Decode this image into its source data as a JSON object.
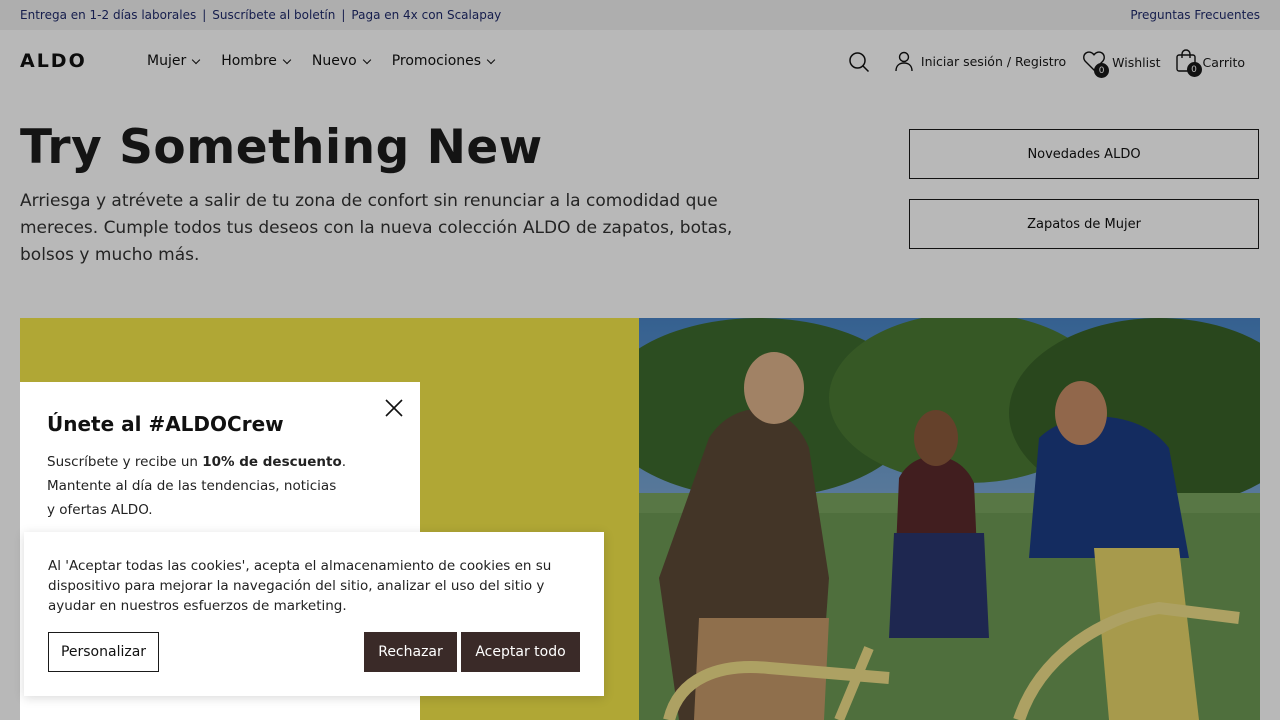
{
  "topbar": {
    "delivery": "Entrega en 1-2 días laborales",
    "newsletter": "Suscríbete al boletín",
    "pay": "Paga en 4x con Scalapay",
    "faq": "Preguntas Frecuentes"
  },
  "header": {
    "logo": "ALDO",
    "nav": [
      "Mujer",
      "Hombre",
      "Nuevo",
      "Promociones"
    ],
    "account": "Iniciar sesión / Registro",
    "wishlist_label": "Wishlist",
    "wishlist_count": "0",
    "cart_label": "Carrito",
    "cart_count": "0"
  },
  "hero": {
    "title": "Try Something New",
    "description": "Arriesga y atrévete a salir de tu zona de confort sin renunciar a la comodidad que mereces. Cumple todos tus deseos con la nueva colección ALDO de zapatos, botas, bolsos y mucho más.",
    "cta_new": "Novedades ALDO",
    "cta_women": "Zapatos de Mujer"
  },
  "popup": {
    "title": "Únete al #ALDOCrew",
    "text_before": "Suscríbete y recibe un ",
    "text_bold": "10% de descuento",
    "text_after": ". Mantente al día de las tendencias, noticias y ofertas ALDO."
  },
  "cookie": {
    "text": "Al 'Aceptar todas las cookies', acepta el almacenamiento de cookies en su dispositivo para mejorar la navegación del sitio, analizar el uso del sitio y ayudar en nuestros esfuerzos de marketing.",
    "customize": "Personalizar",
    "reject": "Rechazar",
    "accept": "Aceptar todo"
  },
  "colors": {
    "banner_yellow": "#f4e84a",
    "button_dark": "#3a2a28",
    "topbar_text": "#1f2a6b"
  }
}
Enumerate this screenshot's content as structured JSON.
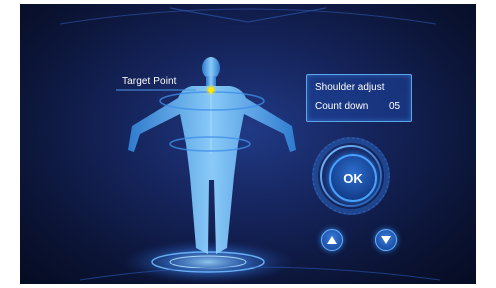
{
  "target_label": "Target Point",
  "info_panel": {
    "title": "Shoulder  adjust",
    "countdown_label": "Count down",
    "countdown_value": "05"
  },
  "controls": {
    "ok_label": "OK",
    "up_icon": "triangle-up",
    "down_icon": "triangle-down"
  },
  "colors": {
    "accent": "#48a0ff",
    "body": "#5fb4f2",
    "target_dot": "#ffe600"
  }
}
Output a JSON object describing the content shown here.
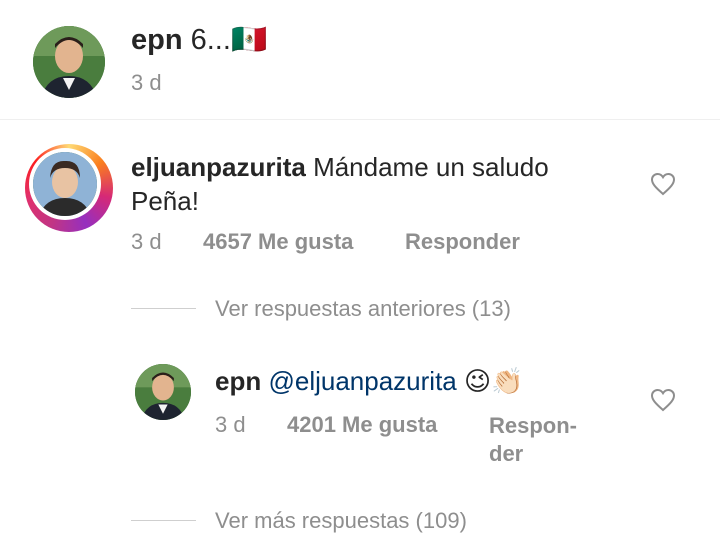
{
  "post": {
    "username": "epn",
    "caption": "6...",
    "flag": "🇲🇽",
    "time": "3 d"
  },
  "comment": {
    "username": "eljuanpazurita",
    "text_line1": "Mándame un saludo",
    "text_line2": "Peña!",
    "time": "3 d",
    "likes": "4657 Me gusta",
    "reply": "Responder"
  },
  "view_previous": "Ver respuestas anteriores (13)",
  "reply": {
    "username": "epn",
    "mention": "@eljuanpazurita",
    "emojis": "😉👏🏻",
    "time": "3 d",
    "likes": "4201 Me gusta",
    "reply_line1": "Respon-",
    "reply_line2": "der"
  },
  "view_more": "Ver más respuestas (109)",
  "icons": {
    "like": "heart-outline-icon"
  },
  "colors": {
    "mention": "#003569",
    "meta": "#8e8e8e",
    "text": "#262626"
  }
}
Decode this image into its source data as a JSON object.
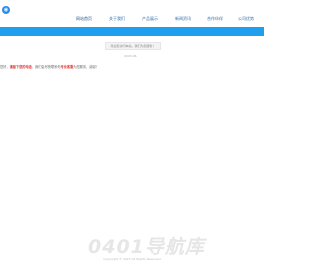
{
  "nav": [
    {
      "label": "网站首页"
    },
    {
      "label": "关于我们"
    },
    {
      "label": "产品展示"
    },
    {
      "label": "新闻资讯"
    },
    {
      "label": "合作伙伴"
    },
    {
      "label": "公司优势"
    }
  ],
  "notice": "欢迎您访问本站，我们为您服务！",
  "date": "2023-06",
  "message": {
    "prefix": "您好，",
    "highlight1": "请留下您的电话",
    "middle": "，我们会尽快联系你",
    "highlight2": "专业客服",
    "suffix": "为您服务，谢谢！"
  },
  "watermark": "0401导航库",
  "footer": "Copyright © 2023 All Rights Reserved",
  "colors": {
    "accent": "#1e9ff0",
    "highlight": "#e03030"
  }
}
━━━━━━━━━━━━━━━━━━━━
Short problem >>
Repeat all the records above exactly, leaving out any pictures.

Output for this exercise >>
Decode this image into its source data as a JSON object.
{
  "topbar": {
    "delivery": "Entrega en 1-2 días laborales",
    "newsletter": "Suscríbete al boletín",
    "pay": "Paga en 4x con Scalapay",
    "faq": "Preguntas Frecuentes"
  },
  "header": {
    "logo": "ALDO",
    "nav": [
      "Mujer",
      "Hombre",
      "Nuevo",
      "Promociones"
    ],
    "account": "Iniciar sesión / Registro",
    "wishlist_label": "Wishlist",
    "wishlist_count": "0",
    "cart_label": "Carrito",
    "cart_count": "0"
  },
  "hero": {
    "title": "Try Something New",
    "description": "Arriesga y atrévete a salir de tu zona de confort sin renunciar a la comodidad que mereces. Cumple todos tus deseos con la nueva colección ALDO de zapatos, botas, bolsos y mucho más.",
    "cta_new": "Novedades ALDO",
    "cta_women": "Zapatos de Mujer"
  },
  "popup": {
    "title": "Únete al #ALDOCrew",
    "text_before": "Suscríbete y recibe un ",
    "text_bold": "10% de descuento",
    "text_after": ". Mantente al día de las tendencias, noticias y ofertas ALDO."
  },
  "cookie": {
    "text": "Al 'Aceptar todas las cookies', acepta el almacenamiento de cookies en su dispositivo para mejorar la navegación del sitio, analizar el uso del sitio y ayudar en nuestros esfuerzos de marketing.",
    "customize": "Personalizar",
    "reject": "Rechazar",
    "accept": "Aceptar todo"
  },
  "colors": {
    "banner_yellow": "#f4e84a",
    "button_dark": "#3a2a28",
    "topbar_text": "#1f2a6b"
  }
}
Enumerate this screenshot's content as structured JSON.
{
  "target_label": "Target Point",
  "info_panel": {
    "title": "Shoulder  adjust",
    "countdown_label": "Count down",
    "countdown_value": "05"
  },
  "controls": {
    "ok_label": "OK",
    "up_icon": "triangle-up",
    "down_icon": "triangle-down"
  },
  "colors": {
    "accent": "#48a0ff",
    "body": "#5fb4f2",
    "target_dot": "#ffe600"
  }
}
Output a JSON object describing the content shown here.
{
  "post": {
    "username": "epn",
    "caption": "6...",
    "flag": "🇲🇽",
    "time": "3 d"
  },
  "comment": {
    "username": "eljuanpazurita",
    "text_line1": "Mándame un saludo",
    "text_line2": "Peña!",
    "time": "3 d",
    "likes": "4657 Me gusta",
    "reply": "Responder"
  },
  "view_previous": "Ver respuestas anteriores (13)",
  "reply": {
    "username": "epn",
    "mention": "@eljuanpazurita",
    "emojis": "😉👏🏻",
    "time": "3 d",
    "likes": "4201 Me gusta",
    "reply_line1": "Respon-",
    "reply_line2": "der"
  },
  "view_more": "Ver más respuestas (109)",
  "icons": {
    "like": "heart-outline-icon"
  },
  "colors": {
    "mention": "#003569",
    "meta": "#8e8e8e",
    "text": "#262626"
  }
}
Decode this image into its source data as a JSON object.
{
  "nav": [
    {
      "label": "网站首页"
    },
    {
      "label": "关于我们"
    },
    {
      "label": "产品展示"
    },
    {
      "label": "新闻资讯"
    },
    {
      "label": "合作伙伴"
    },
    {
      "label": "公司优势"
    }
  ],
  "notice": "欢迎您访问本站，我们为您服务！",
  "date": "2023-06",
  "message": {
    "prefix": "您好，",
    "highlight1": "请留下您的电话",
    "middle": "，我们会尽快联系你",
    "highlight2": "专业客服",
    "suffix": "为您服务，谢谢！"
  },
  "watermark": "0401导航库",
  "footer": "Copyright © 2023 All Rights Reserved",
  "colors": {
    "accent": "#1e9ff0",
    "highlight": "#e03030"
  }
}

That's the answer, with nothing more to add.